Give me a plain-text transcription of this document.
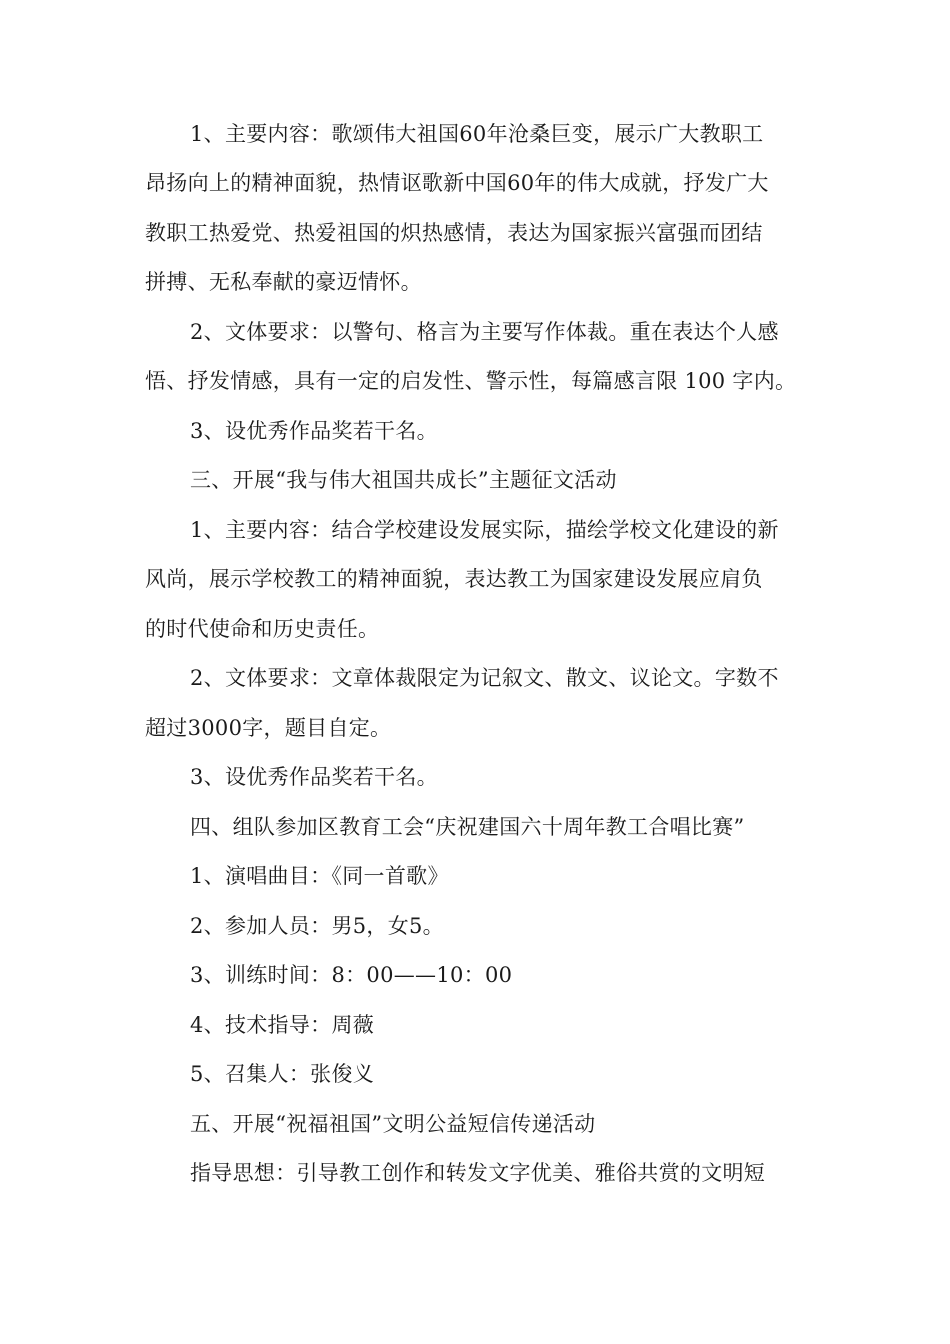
1、主要内容：歌颂伟大祖国60年沧桑巨变，展示广大教职工
昂扬向上的精神面貌，热情讴歌新中国60年的伟大成就，抒发广大
教职工热爱党、热爱祖国的炽热感情，表达为国家振兴富强而团结
拼搏、无私奉献的豪迈情怀。
2、文体要求：以警句、格言为主要写作体裁。重在表达个人感
悟、抒发情感，具有一定的启发性、警示性，每篇感言限 100 字内。
3、设优秀作品奖若干名。
三、开展“我与伟大祖国共成长”主题征文活动
1、主要内容：结合学校建设发展实际，描绘学校文化建设的新
风尚，展示学校教工的精神面貌，表达教工为国家建设发展应肩负
的时代使命和历史责任。
2、文体要求：文章体裁限定为记叙文、散文、议论文。字数不
超过3000字，题目自定。
3、设优秀作品奖若干名。
四、组队参加区教育工会“庆祝建国六十周年教工合唱比赛”
1、演唱曲目：《同一首歌》
2、参加人员：男5，女5。
3、训练时间：8：00——10：00
4、技术指导：周薇
5、召集人：张俊义
五、开展“祝福祖国”文明公益短信传递活动
指导思想：引导教工创作和转发文字优美、雅俗共赏的文明短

--

§ **Job**:
Search the preceding listing for "主要内容" and extract every line where it is found.

§ **In response**:
1、主要内容：歌颂伟大祖国60年沧桑巨变，展示广大教职工
1、主要内容：结合学校建设发展实际，描绘学校文化建设的新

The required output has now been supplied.